==== Raw data ====

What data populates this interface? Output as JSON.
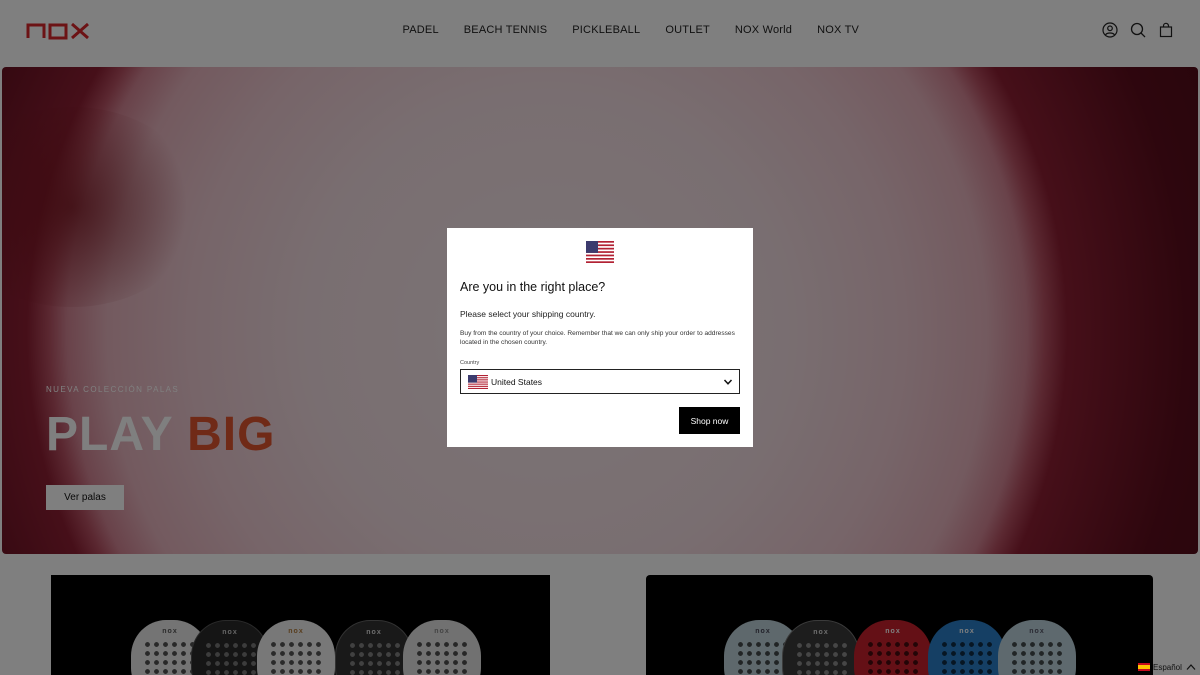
{
  "header": {
    "logo_text": "nox",
    "nav": [
      "PADEL",
      "BEACH TENNIS",
      "PICKLEBALL",
      "OUTLET",
      "NOX World",
      "NOX TV"
    ],
    "icons": [
      "account-icon",
      "search-icon",
      "cart-icon"
    ]
  },
  "hero": {
    "eyebrow": "NUEVA COLECCIÓN PALAS",
    "title_part1": "PLAY",
    "title_part2": "BIG",
    "button_label": "Ver palas"
  },
  "cards": [
    {
      "rackets": [
        "nox",
        "nox",
        "nox",
        "nox",
        "nox"
      ]
    },
    {
      "rackets": [
        "nox",
        "nox",
        "nox",
        "nox",
        "nox"
      ]
    }
  ],
  "modal": {
    "title": "Are you in the right place?",
    "subtitle": "Please select your shipping country.",
    "description": "Buy from the country of your choice. Remember that we can only ship your order to addresses located in the chosen country.",
    "country_label": "Country",
    "country_value": "United States",
    "button_label": "Shop now"
  },
  "language": {
    "label": "Español"
  },
  "colors": {
    "brand_red": "#d9262b",
    "accent_orange": "#e0542e",
    "button_black": "#000000"
  }
}
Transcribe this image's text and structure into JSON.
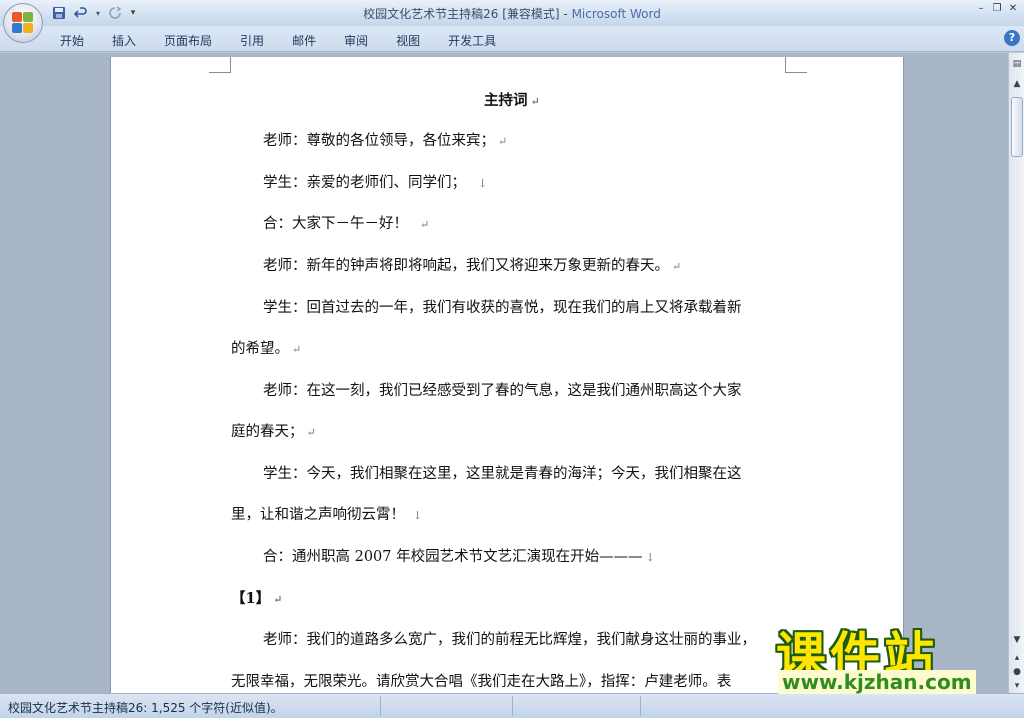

====

(Task directions): Go through the listing above and write it all out exactly, leaving out any picture.

(Output of the task):
What data populates this interface? Output as JSON.
{
  "header": {
    "logo_text": "nox",
    "nav": [
      "PADEL",
      "BEACH TENNIS",
      "PICKLEBALL",
      "OUTLET",
      "NOX World",
      "NOX TV"
    ],
    "icons": [
      "account-icon",
      "search-icon",
      "cart-icon"
    ]
  },
  "hero": {
    "eyebrow": "NUEVA COLECCIÓN PALAS",
    "title_part1": "PLAY",
    "title_part2": "BIG",
    "button_label": "Ver palas"
  },
  "cards": [
    {
      "rackets": [
        "nox",
        "nox",
        "nox",
        "nox",
        "nox"
      ]
    },
    {
      "rackets": [
        "nox",
        "nox",
        "nox",
        "nox",
        "nox"
      ]
    }
  ],
  "modal": {
    "title": "Are you in the right place?",
    "subtitle": "Please select your shipping country.",
    "description": "Buy from the country of your choice. Remember that we can only ship your order to addresses located in the chosen country.",
    "country_label": "Country",
    "country_value": "United States",
    "button_label": "Shop now"
  },
  "language": {
    "label": "Español"
  },
  "colors": {
    "brand_red": "#d9262b",
    "accent_orange": "#e0542e",
    "button_black": "#000000"
  }
}
Transcribe this image's text and structure into JSON.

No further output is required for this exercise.